**Exercise**
Write the data below out exactly as it stands. Do not include the pictures.

::: Records supplied

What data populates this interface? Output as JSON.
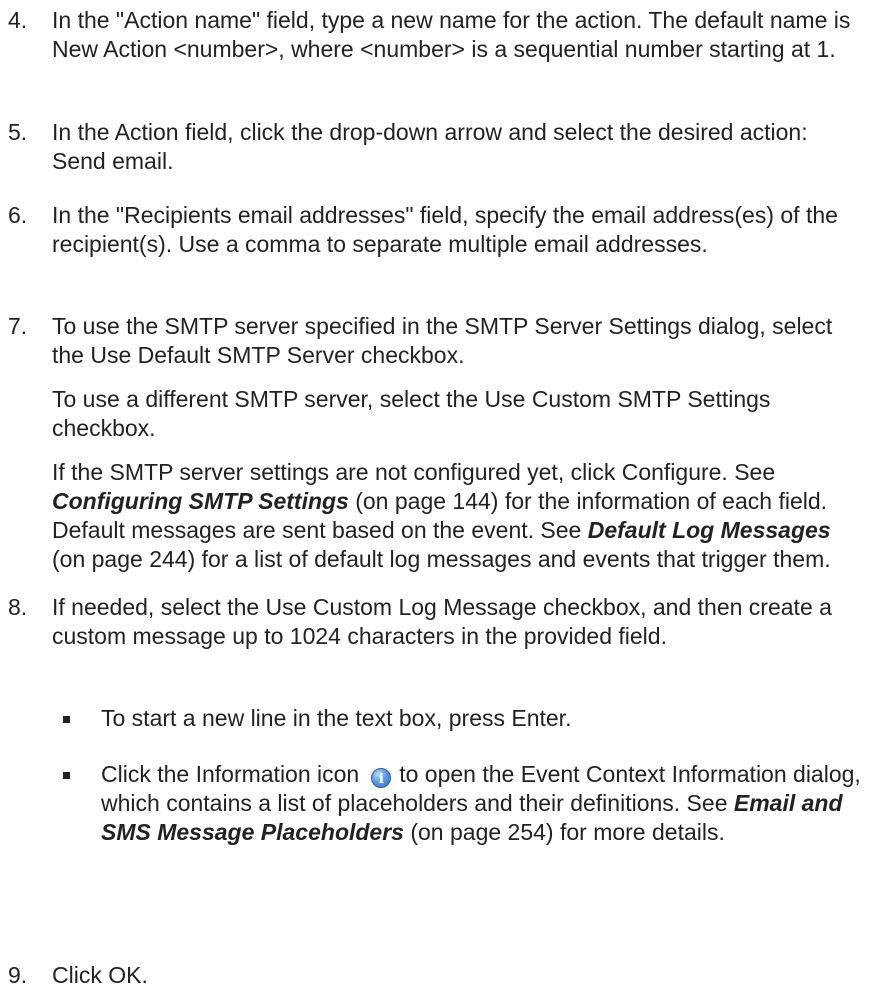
{
  "steps": [
    {
      "num": "4.",
      "paragraphs": [
        "In the \"Action name\" field, type a new name for the action. The default name is New Action <number>, where <number> is a sequential number starting at 1."
      ]
    },
    {
      "num": "5.",
      "paragraphs": [
        "In the Action field, click the drop-down arrow and select the desired action: Send email."
      ]
    },
    {
      "num": "6.",
      "paragraphs": [
        "In the \"Recipients email addresses\" field, specify the email address(es) of the recipient(s). Use a comma to separate multiple email addresses."
      ]
    },
    {
      "num": "7.",
      "paragraphs": [
        "To use the SMTP server specified in the SMTP Server Settings dialog, select the Use Default SMTP Server checkbox.",
        "To use a different SMTP server, select the Use Custom SMTP Settings checkbox."
      ],
      "config_para": {
        "t1": "If the SMTP server settings are not configured yet, click Configure. See ",
        "link1": "Configuring SMTP Settings",
        "t2": " (on page 144) for the information of each field. Default messages are sent based on the event. See ",
        "link2": "Default Log Messages",
        "t3": " (on page 244) for a list of default log messages and events that trigger them."
      }
    },
    {
      "num": "8.",
      "paragraphs": [
        "If needed, select the Use Custom Log Message checkbox, and then create a custom message up to 1024 characters in the provided field."
      ],
      "bullets": {
        "b1": "To start a new line in the text box, press Enter.",
        "b2_pre": "Click the Information icon",
        "b2_icon": "info-icon",
        "b2_post": "to open the Event Context Information dialog, which contains a list of placeholders and their definitions. See ",
        "b2_link": "Email and SMS Message Placeholders",
        "b2_tail": " (on page 254) for more details."
      }
    },
    {
      "num": "9.",
      "paragraphs": [
        "Click OK."
      ]
    }
  ],
  "colors": {
    "text": "#222222",
    "info_icon": "#4a8ee0"
  }
}
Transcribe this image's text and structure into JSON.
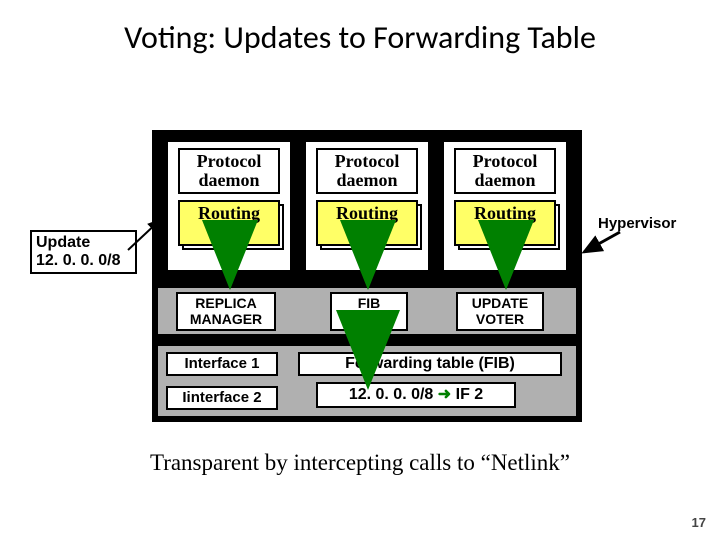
{
  "title": "Voting: Updates to Forwarding Table",
  "update": {
    "line1": "Update",
    "line2": "12. 0. 0. 0/8"
  },
  "replicas": {
    "proto": "Protocol daemon",
    "rt": "Routing table"
  },
  "mid": {
    "replica_manager": "REPLICA MANAGER",
    "fib_voter": "FIB VOTER",
    "update_voter": "UPDATE VOTER"
  },
  "low": {
    "if1": "Interface 1",
    "if2": "Iinterface 2",
    "fib": "Forwarding table (FIB)",
    "route_prefix": "12. 0. 0. 0/8 ",
    "route_arrow": "➜",
    "route_suffix": " IF 2"
  },
  "hypervisor": "Hypervisor",
  "caption": "Transparent by intercepting calls to “Netlink”",
  "page": "17"
}
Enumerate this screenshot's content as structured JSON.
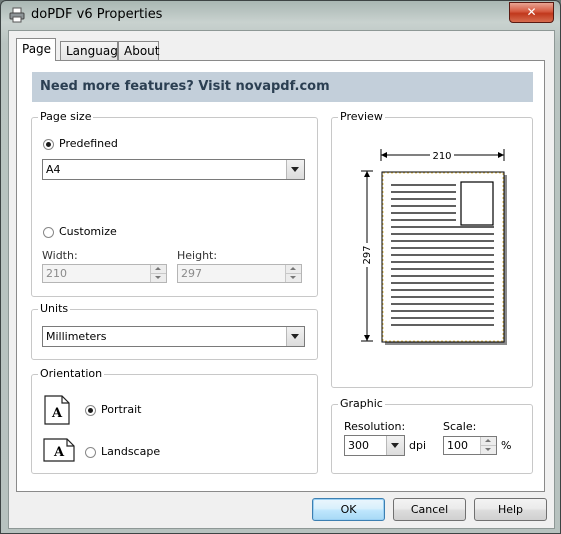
{
  "window": {
    "title": "doPDF v6 Properties",
    "close_label": "✕"
  },
  "tabs": [
    {
      "label": "Page"
    },
    {
      "label": "Language"
    },
    {
      "label": "About"
    }
  ],
  "banner": {
    "text": "Need more features? Visit novapdf.com"
  },
  "page_size": {
    "group_label": "Page size",
    "predefined_label": "Predefined",
    "predefined_selected": true,
    "paper": "A4",
    "customize_label": "Customize",
    "width_label": "Width:",
    "width_value": "210",
    "height_label": "Height:",
    "height_value": "297"
  },
  "preview": {
    "group_label": "Preview",
    "width_text": "210",
    "height_text": "297"
  },
  "units": {
    "group_label": "Units",
    "value": "Millimeters"
  },
  "orientation": {
    "group_label": "Orientation",
    "portrait_label": "Portrait",
    "landscape_label": "Landscape",
    "portrait_selected": true,
    "icon_letter": "A"
  },
  "graphic": {
    "group_label": "Graphic",
    "resolution_label": "Resolution:",
    "resolution_value": "300",
    "resolution_unit": "dpi",
    "scale_label": "Scale:",
    "scale_value": "100",
    "scale_unit": "%"
  },
  "buttons": {
    "ok": "OK",
    "cancel": "Cancel",
    "help": "Help"
  },
  "colors": {
    "banner_bg": "#c3cfda",
    "banner_text": "#2b3f52",
    "close_red": "#c0381c"
  }
}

::::::

**Exercise output**
What data populates this interface? Output as JSON.
{
  "steps": [
    {
      "num": "4.",
      "paragraphs": [
        "In the \"Action name\" field, type a new name for the action. The default name is New Action <number>, where <number> is a sequential number starting at 1."
      ]
    },
    {
      "num": "5.",
      "paragraphs": [
        "In the Action field, click the drop-down arrow and select the desired action: Send email."
      ]
    },
    {
      "num": "6.",
      "paragraphs": [
        "In the \"Recipients email addresses\" field, specify the email address(es) of the recipient(s). Use a comma to separate multiple email addresses."
      ]
    },
    {
      "num": "7.",
      "paragraphs": [
        "To use the SMTP server specified in the SMTP Server Settings dialog, select the Use Default SMTP Server checkbox.",
        "To use a different SMTP server, select the Use Custom SMTP Settings checkbox."
      ],
      "config_para": {
        "t1": "If the SMTP server settings are not configured yet, click Configure. See ",
        "link1": "Configuring SMTP Settings",
        "t2": " (on page 144) for the information of each field. Default messages are sent based on the event. See ",
        "link2": "Default Log Messages",
        "t3": " (on page 244) for a list of default log messages and events that trigger them."
      }
    },
    {
      "num": "8.",
      "paragraphs": [
        "If needed, select the Use Custom Log Message checkbox, and then create a custom message up to 1024 characters in the provided field."
      ],
      "bullets": {
        "b1": "To start a new line in the text box, press Enter.",
        "b2_pre": "Click the Information icon",
        "b2_icon": "info-icon",
        "b2_post": "to open the Event Context Information dialog, which contains a list of placeholders and their definitions. See ",
        "b2_link": "Email and SMS Message Placeholders",
        "b2_tail": " (on page 254) for more details."
      }
    },
    {
      "num": "9.",
      "paragraphs": [
        "Click OK."
      ]
    }
  ],
  "colors": {
    "text": "#222222",
    "info_icon": "#4a8ee0"
  }
}
Transcribe this image's text and structure into JSON.
{
  "title": "Voting: Updates to Forwarding Table",
  "update": {
    "line1": "Update",
    "line2": "12. 0. 0. 0/8"
  },
  "replicas": {
    "proto": "Protocol daemon",
    "rt": "Routing table"
  },
  "mid": {
    "replica_manager": "REPLICA MANAGER",
    "fib_voter": "FIB VOTER",
    "update_voter": "UPDATE VOTER"
  },
  "low": {
    "if1": "Interface 1",
    "if2": "Iinterface 2",
    "fib": "Forwarding table (FIB)",
    "route_prefix": "12. 0. 0. 0/8 ",
    "route_arrow": "➜",
    "route_suffix": " IF 2"
  },
  "hypervisor": "Hypervisor",
  "caption": "Transparent by intercepting calls to “Netlink”",
  "page": "17"
}
Enumerate this screenshot's content as structured JSON.
{
  "window": {
    "title": "doPDF v6 Properties",
    "close_label": "✕"
  },
  "tabs": [
    {
      "label": "Page"
    },
    {
      "label": "Language"
    },
    {
      "label": "About"
    }
  ],
  "banner": {
    "text": "Need more features? Visit novapdf.com"
  },
  "page_size": {
    "group_label": "Page size",
    "predefined_label": "Predefined",
    "predefined_selected": true,
    "paper": "A4",
    "customize_label": "Customize",
    "width_label": "Width:",
    "width_value": "210",
    "height_label": "Height:",
    "height_value": "297"
  },
  "preview": {
    "group_label": "Preview",
    "width_text": "210",
    "height_text": "297"
  },
  "units": {
    "group_label": "Units",
    "value": "Millimeters"
  },
  "orientation": {
    "group_label": "Orientation",
    "portrait_label": "Portrait",
    "landscape_label": "Landscape",
    "portrait_selected": true,
    "icon_letter": "A"
  },
  "graphic": {
    "group_label": "Graphic",
    "resolution_label": "Resolution:",
    "resolution_value": "300",
    "resolution_unit": "dpi",
    "scale_label": "Scale:",
    "scale_value": "100",
    "scale_unit": "%"
  },
  "buttons": {
    "ok": "OK",
    "cancel": "Cancel",
    "help": "Help"
  },
  "colors": {
    "banner_bg": "#c3cfda",
    "banner_text": "#2b3f52",
    "close_red": "#c0381c"
  }
}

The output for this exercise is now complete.